● The exercise: Would you return the complete listing below word for word?
## START
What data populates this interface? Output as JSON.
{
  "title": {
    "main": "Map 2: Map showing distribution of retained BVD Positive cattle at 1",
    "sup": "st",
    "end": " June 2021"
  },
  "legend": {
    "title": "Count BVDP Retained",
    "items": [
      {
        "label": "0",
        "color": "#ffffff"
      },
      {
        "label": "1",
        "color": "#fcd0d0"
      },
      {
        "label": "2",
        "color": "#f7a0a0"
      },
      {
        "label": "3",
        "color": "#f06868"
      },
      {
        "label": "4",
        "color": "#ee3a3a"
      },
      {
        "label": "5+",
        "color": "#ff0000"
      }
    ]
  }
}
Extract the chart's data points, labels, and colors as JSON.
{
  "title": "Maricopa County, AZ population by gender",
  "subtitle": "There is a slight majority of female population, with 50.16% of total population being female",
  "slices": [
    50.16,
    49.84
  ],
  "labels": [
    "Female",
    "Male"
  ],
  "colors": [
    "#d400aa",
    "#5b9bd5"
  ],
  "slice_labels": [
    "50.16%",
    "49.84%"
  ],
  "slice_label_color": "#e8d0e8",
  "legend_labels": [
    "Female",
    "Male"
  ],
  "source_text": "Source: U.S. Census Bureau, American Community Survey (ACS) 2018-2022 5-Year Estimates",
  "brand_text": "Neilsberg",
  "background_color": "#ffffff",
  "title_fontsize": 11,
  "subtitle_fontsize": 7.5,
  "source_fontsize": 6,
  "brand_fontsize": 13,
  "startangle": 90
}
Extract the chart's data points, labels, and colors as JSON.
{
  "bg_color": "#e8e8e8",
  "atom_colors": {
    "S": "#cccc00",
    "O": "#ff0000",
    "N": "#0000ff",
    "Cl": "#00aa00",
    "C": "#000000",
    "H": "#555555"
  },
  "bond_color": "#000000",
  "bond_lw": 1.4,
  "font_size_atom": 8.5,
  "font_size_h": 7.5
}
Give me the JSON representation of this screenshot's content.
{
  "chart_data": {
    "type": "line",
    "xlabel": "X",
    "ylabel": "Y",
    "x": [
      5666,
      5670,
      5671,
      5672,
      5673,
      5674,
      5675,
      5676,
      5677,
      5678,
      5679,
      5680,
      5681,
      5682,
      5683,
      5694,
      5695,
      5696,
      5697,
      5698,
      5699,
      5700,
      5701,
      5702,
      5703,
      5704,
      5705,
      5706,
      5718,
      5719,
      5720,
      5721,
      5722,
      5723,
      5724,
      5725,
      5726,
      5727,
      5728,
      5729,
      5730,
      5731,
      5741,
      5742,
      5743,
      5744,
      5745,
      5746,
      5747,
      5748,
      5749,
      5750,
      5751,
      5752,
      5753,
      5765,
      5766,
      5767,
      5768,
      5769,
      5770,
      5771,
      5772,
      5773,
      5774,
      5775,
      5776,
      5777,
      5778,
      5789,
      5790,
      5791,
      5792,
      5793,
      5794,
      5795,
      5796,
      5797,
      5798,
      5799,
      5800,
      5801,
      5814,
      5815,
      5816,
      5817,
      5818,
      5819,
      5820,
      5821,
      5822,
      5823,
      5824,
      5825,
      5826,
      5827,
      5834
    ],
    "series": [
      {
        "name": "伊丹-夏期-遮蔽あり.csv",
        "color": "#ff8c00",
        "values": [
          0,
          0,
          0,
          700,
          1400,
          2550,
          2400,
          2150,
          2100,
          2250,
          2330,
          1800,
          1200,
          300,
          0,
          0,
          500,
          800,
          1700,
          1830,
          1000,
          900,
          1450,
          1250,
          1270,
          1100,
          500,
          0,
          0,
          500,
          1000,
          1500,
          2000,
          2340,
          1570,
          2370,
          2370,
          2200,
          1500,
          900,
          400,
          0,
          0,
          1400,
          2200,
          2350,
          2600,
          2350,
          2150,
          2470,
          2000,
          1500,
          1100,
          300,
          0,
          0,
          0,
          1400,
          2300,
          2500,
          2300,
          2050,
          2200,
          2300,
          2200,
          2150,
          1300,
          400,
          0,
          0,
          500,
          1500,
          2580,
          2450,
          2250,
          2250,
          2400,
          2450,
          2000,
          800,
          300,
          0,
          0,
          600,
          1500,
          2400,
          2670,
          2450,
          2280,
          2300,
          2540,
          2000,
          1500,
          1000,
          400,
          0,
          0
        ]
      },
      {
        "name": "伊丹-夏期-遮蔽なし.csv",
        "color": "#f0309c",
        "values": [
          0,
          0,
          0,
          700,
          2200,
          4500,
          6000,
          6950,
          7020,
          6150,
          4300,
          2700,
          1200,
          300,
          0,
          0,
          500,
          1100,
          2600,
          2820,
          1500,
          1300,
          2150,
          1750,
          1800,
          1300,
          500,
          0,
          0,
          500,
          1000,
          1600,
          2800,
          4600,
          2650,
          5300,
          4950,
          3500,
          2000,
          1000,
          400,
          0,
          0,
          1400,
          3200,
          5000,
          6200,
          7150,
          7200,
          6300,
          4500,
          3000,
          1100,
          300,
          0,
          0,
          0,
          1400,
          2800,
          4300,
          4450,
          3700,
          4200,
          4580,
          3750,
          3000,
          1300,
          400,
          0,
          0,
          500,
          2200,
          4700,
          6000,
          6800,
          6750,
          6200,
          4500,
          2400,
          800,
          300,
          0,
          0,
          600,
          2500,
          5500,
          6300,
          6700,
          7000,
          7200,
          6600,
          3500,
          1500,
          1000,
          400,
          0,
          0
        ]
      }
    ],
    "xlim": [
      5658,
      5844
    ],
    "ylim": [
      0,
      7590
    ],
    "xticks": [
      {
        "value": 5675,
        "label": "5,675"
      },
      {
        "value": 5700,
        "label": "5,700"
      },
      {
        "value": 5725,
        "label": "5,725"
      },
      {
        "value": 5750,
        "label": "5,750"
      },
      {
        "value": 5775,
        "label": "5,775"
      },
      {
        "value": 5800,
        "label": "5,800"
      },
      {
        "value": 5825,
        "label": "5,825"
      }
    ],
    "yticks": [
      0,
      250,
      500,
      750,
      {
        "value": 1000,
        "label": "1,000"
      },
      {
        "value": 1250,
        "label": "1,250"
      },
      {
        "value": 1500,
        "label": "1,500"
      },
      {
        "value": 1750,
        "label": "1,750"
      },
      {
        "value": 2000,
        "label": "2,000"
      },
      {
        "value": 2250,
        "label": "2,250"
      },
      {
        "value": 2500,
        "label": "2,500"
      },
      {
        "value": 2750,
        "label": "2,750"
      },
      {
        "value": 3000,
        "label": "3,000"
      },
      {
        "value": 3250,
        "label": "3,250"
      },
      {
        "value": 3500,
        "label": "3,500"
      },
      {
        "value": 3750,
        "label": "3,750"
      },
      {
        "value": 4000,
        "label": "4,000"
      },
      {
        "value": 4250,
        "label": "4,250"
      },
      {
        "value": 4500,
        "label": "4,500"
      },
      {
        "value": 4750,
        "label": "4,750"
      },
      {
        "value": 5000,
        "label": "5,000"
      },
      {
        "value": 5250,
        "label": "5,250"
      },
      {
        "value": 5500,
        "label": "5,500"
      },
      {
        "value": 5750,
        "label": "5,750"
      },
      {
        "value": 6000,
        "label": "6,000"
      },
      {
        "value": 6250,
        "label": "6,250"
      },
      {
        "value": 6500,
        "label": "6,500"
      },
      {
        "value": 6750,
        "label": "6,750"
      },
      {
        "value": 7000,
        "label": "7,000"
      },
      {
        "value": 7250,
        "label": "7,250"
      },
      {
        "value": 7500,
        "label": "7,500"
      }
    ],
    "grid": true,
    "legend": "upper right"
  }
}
## END
● Correct result:
What data populates this interface? Output as JSON.
{
  "title": {
    "main": "Map 2: Map showing distribution of retained BVD Positive cattle at 1",
    "sup": "st",
    "end": " June 2021"
  },
  "legend": {
    "title": "Count BVDP Retained",
    "items": [
      {
        "label": "0",
        "color": "#ffffff"
      },
      {
        "label": "1",
        "color": "#fcd0d0"
      },
      {
        "label": "2",
        "color": "#f7a0a0"
      },
      {
        "label": "3",
        "color": "#f06868"
      },
      {
        "label": "4",
        "color": "#ee3a3a"
      },
      {
        "label": "5+",
        "color": "#ff0000"
      }
    ]
  }
}
Extract the chart's data points, labels, and colors as JSON.
{
  "title": "Maricopa County, AZ population by gender",
  "subtitle": "There is a slight majority of female population, with 50.16% of total population being female",
  "slices": [
    50.16,
    49.84
  ],
  "labels": [
    "Female",
    "Male"
  ],
  "colors": [
    "#d400aa",
    "#5b9bd5"
  ],
  "slice_labels": [
    "50.16%",
    "49.84%"
  ],
  "slice_label_color": "#e8d0e8",
  "legend_labels": [
    "Female",
    "Male"
  ],
  "source_text": "Source: U.S. Census Bureau, American Community Survey (ACS) 2018-2022 5-Year Estimates",
  "brand_text": "Neilsberg",
  "background_color": "#ffffff",
  "title_fontsize": 11,
  "subtitle_fontsize": 7.5,
  "source_fontsize": 6,
  "brand_fontsize": 13,
  "startangle": 90
}
Extract the chart's data points, labels, and colors as JSON.
{
  "bg_color": "#e8e8e8",
  "atom_colors": {
    "S": "#cccc00",
    "O": "#ff0000",
    "N": "#0000ff",
    "Cl": "#00aa00",
    "C": "#000000",
    "H": "#555555"
  },
  "bond_color": "#000000",
  "bond_lw": 1.4,
  "font_size_atom": 8.5,
  "font_size_h": 7.5
}
Give me the JSON representation of this screenshot's content.
{
  "chart_data": {
    "type": "line",
    "xlabel": "X",
    "ylabel": "Y",
    "x": [
      5666,
      5670,
      5671,
      5672,
      5673,
      5674,
      5675,
      5676,
      5677,
      5678,
      5679,
      5680,
      5681,
      5682,
      5683,
      5694,
      5695,
      5696,
      5697,
      5698,
      5699,
      5700,
      5701,
      5702,
      5703,
      5704,
      5705,
      5706,
      5718,
      5719,
      5720,
      5721,
      5722,
      5723,
      5724,
      5725,
      5726,
      5727,
      5728,
      5729,
      5730,
      5731,
      5741,
      5742,
      5743,
      5744,
      5745,
      5746,
      5747,
      5748,
      5749,
      5750,
      5751,
      5752,
      5753,
      5765,
      5766,
      5767,
      5768,
      5769,
      5770,
      5771,
      5772,
      5773,
      5774,
      5775,
      5776,
      5777,
      5778,
      5789,
      5790,
      5791,
      5792,
      5793,
      5794,
      5795,
      5796,
      5797,
      5798,
      5799,
      5800,
      5801,
      5814,
      5815,
      5816,
      5817,
      5818,
      5819,
      5820,
      5821,
      5822,
      5823,
      5824,
      5825,
      5826,
      5827,
      5834
    ],
    "series": [
      {
        "name": "伊丹-夏期-遮蔽あり.csv",
        "color": "#ff8c00",
        "values": [
          0,
          0,
          0,
          700,
          1400,
          2550,
          2400,
          2150,
          2100,
          2250,
          2330,
          1800,
          1200,
          300,
          0,
          0,
          500,
          800,
          1700,
          1830,
          1000,
          900,
          1450,
          1250,
          1270,
          1100,
          500,
          0,
          0,
          500,
          1000,
          1500,
          2000,
          2340,
          1570,
          2370,
          2370,
          2200,
          1500,
          900,
          400,
          0,
          0,
          1400,
          2200,
          2350,
          2600,
          2350,
          2150,
          2470,
          2000,
          1500,
          1100,
          300,
          0,
          0,
          0,
          1400,
          2300,
          2500,
          2300,
          2050,
          2200,
          2300,
          2200,
          2150,
          1300,
          400,
          0,
          0,
          500,
          1500,
          2580,
          2450,
          2250,
          2250,
          2400,
          2450,
          2000,
          800,
          300,
          0,
          0,
          600,
          1500,
          2400,
          2670,
          2450,
          2280,
          2300,
          2540,
          2000,
          1500,
          1000,
          400,
          0,
          0
        ]
      },
      {
        "name": "伊丹-夏期-遮蔽なし.csv",
        "color": "#f0309c",
        "values": [
          0,
          0,
          0,
          700,
          2200,
          4500,
          6000,
          6950,
          7020,
          6150,
          4300,
          2700,
          1200,
          300,
          0,
          0,
          500,
          1100,
          2600,
          2820,
          1500,
          1300,
          2150,
          1750,
          1800,
          1300,
          500,
          0,
          0,
          500,
          1000,
          1600,
          2800,
          4600,
          2650,
          5300,
          4950,
          3500,
          2000,
          1000,
          400,
          0,
          0,
          1400,
          3200,
          5000,
          6200,
          7150,
          7200,
          6300,
          4500,
          3000,
          1100,
          300,
          0,
          0,
          0,
          1400,
          2800,
          4300,
          4450,
          3700,
          4200,
          4580,
          3750,
          3000,
          1300,
          400,
          0,
          0,
          500,
          2200,
          4700,
          6000,
          6800,
          6750,
          6200,
          4500,
          2400,
          800,
          300,
          0,
          0,
          600,
          2500,
          5500,
          6300,
          6700,
          7000,
          7200,
          6600,
          3500,
          1500,
          1000,
          400,
          0,
          0
        ]
      }
    ],
    "xlim": [
      5658,
      5844
    ],
    "ylim": [
      0,
      7590
    ],
    "xticks": [
      {
        "value": 5675,
        "label": "5,675"
      },
      {
        "value": 5700,
        "label": "5,700"
      },
      {
        "value": 5725,
        "label": "5,725"
      },
      {
        "value": 5750,
        "label": "5,750"
      },
      {
        "value": 5775,
        "label": "5,775"
      },
      {
        "value": 5800,
        "label": "5,800"
      },
      {
        "value": 5825,
        "label": "5,825"
      }
    ],
    "yticks": [
      0,
      250,
      500,
      750,
      {
        "value": 1000,
        "label": "1,000"
      },
      {
        "value": 1250,
        "label": "1,250"
      },
      {
        "value": 1500,
        "label": "1,500"
      },
      {
        "value": 1750,
        "label": "1,750"
      },
      {
        "value": 2000,
        "label": "2,000"
      },
      {
        "value": 2250,
        "label": "2,250"
      },
      {
        "value": 2500,
        "label": "2,500"
      },
      {
        "value": 2750,
        "label": "2,750"
      },
      {
        "value": 3000,
        "label": "3,000"
      },
      {
        "value": 3250,
        "label": "3,250"
      },
      {
        "value": 3500,
        "label": "3,500"
      },
      {
        "value": 3750,
        "label": "3,750"
      },
      {
        "value": 4000,
        "label": "4,000"
      },
      {
        "value": 4250,
        "label": "4,250"
      },
      {
        "value": 4500,
        "label": "4,500"
      },
      {
        "value": 4750,
        "label": "4,750"
      },
      {
        "value": 5000,
        "label": "5,000"
      },
      {
        "value": 5250,
        "label": "5,250"
      },
      {
        "value": 5500,
        "label": "5,500"
      },
      {
        "value": 5750,
        "label": "5,750"
      },
      {
        "value": 6000,
        "label": "6,000"
      },
      {
        "value": 6250,
        "label": "6,250"
      },
      {
        "value": 6500,
        "label": "6,500"
      },
      {
        "value": 6750,
        "label": "6,750"
      },
      {
        "value": 7000,
        "label": "7,000"
      },
      {
        "value": 7250,
        "label": "7,250"
      },
      {
        "value": 7500,
        "label": "7,500"
      }
    ],
    "grid": true,
    "legend": "upper right"
  }
}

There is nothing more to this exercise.